== Task to complete ==
Give the number of lines in the listing below that include the word "Black", with nothing more.

[Items listed in a dataset]
***
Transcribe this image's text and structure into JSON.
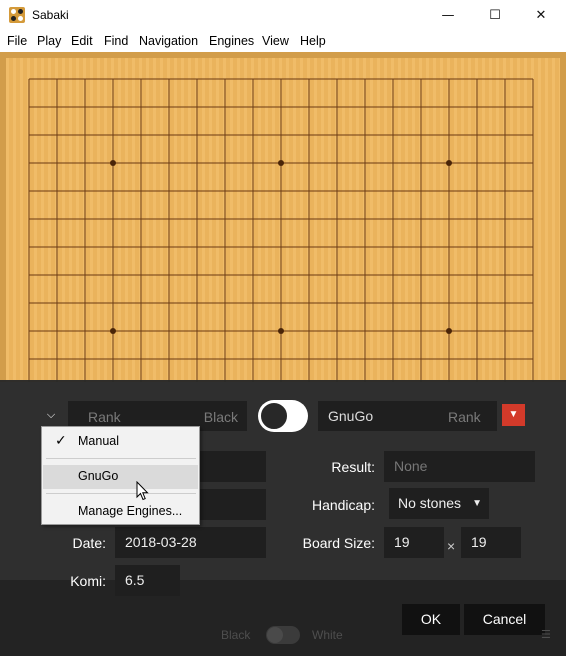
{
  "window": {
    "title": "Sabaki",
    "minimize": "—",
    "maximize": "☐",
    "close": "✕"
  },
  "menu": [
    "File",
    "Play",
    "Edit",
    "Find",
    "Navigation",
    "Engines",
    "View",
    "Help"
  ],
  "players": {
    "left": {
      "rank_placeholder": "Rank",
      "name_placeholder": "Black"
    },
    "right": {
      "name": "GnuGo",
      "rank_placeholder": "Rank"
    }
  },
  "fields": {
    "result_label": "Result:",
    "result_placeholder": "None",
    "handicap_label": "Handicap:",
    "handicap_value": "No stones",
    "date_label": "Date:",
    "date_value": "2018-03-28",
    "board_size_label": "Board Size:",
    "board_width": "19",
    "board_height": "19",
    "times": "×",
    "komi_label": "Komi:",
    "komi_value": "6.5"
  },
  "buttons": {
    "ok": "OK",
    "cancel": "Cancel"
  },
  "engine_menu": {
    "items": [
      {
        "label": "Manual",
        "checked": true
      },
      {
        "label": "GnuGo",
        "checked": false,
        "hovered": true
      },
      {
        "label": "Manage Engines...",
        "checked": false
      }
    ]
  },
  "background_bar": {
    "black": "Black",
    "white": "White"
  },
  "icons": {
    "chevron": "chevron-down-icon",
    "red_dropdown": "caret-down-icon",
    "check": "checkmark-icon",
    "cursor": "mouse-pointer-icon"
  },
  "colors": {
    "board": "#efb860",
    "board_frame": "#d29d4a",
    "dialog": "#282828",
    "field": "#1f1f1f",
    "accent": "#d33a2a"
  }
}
***
== Result for this exercise ==
2